◆ **Excerpt to read**
=-=-=

The steel guitar came from Hawaii, kicked around America’s nooks and crannies, but firmly touched down in the American West of the imagination. What better instrument to traverse all that space? The guitar gallops like a horse, the pedal steel glides smoothly like a chrome-encased car on the new interstate highways. Technology harnessed in the service of saving time. There’s Speedy West, literally “Speedin’ West” in 1960, on the drivetrain of hot-rodded jazz licks. His steel blurts, swoops, hot dogs, does donuts in the middle of the road. Cactus, Roadrunner v. Coyote, the strange new shape of Sputnik hurtling overhead.
Speedy West - “Speedin’ West” (1960)

=-=-=

◆ **Raw records**
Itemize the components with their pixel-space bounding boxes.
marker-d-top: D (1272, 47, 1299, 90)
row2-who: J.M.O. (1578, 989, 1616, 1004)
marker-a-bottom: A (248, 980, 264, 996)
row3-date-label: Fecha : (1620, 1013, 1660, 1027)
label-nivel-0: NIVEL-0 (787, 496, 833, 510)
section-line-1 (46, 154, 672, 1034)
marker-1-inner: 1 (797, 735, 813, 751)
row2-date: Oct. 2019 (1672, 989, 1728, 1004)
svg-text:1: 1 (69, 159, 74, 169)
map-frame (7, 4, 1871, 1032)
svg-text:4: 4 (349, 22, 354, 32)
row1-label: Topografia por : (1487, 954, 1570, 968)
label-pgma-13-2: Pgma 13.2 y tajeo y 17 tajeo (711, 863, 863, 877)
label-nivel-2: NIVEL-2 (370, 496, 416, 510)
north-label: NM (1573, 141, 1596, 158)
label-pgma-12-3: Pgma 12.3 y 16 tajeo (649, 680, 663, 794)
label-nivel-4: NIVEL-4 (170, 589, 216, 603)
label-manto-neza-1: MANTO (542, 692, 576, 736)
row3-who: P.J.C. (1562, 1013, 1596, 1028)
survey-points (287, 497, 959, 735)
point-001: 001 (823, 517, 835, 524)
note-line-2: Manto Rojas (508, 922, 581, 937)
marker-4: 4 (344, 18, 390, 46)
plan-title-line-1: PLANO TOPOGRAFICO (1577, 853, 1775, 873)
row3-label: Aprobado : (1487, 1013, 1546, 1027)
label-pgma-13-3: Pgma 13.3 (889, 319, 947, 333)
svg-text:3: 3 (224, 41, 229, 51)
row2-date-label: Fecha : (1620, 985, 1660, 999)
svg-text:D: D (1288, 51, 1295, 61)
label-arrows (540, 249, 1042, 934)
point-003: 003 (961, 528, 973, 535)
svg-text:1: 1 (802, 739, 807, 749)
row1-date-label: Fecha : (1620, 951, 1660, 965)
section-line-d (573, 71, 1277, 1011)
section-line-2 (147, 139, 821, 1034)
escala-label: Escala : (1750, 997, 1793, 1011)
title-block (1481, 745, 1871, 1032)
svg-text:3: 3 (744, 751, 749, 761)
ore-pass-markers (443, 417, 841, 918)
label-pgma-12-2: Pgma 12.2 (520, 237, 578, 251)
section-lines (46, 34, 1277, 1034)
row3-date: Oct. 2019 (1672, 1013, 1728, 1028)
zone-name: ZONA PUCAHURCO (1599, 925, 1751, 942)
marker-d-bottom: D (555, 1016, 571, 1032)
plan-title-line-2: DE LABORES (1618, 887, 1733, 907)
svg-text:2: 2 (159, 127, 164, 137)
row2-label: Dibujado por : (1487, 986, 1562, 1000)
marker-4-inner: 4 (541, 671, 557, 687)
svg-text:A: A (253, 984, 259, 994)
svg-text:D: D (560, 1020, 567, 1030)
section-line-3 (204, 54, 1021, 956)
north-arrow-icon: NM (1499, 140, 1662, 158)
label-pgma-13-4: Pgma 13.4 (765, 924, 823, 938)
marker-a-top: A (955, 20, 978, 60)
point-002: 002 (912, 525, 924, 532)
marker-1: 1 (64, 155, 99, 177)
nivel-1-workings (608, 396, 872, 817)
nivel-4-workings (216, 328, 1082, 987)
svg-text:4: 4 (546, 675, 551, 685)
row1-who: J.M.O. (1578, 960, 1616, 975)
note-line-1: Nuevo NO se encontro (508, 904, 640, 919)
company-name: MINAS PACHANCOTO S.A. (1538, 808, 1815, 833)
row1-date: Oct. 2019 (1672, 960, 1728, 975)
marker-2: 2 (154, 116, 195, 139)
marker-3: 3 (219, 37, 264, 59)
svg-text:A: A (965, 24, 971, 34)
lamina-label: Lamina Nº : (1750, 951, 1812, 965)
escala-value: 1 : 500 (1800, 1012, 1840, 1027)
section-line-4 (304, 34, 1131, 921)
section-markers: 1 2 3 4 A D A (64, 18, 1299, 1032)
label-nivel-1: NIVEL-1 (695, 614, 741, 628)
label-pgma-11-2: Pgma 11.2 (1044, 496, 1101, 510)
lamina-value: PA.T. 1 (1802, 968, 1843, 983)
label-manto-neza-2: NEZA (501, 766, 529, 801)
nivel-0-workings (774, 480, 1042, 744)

=-=-=

◆ **What to work on**
**a.** Answer these questions using the passage on the steel guitar:
(i) Where did the steel guitar come from?
(ii) What does the passage compare the gliding of the pedal steel to?
(iii) In what year was "Speedin' West" released?
**b.** Reproduce the passage on the steel guitar word for word, from "The steel guitar" up to and including "Sputnik hurtling overhead.".

◆ **Answer list**
**a.**
(i) Hawaii
(ii) A chrome-encased car on the new interstate highways
(iii) 1960

**b.**
The steel guitar came from Hawaii, kicked around America’s nooks and crannies, but firmly touched down in the American West of the imagination. What better instrument to traverse all that space? The guitar gallops like a horse, the pedal steel glides smoothly like a chrome-encased car on the new interstate highways. Technology harnessed in the service of saving time. There’s Speedy West, literally “Speedin’ West” in 1960, on the drivetrain of hot-rodded jazz licks. His steel blurts, swoops, hot dogs, does donuts in the middle of the road. Cactus, Roadrunner v. Coyote, the strange new shape of Sputnik hurtling overhead.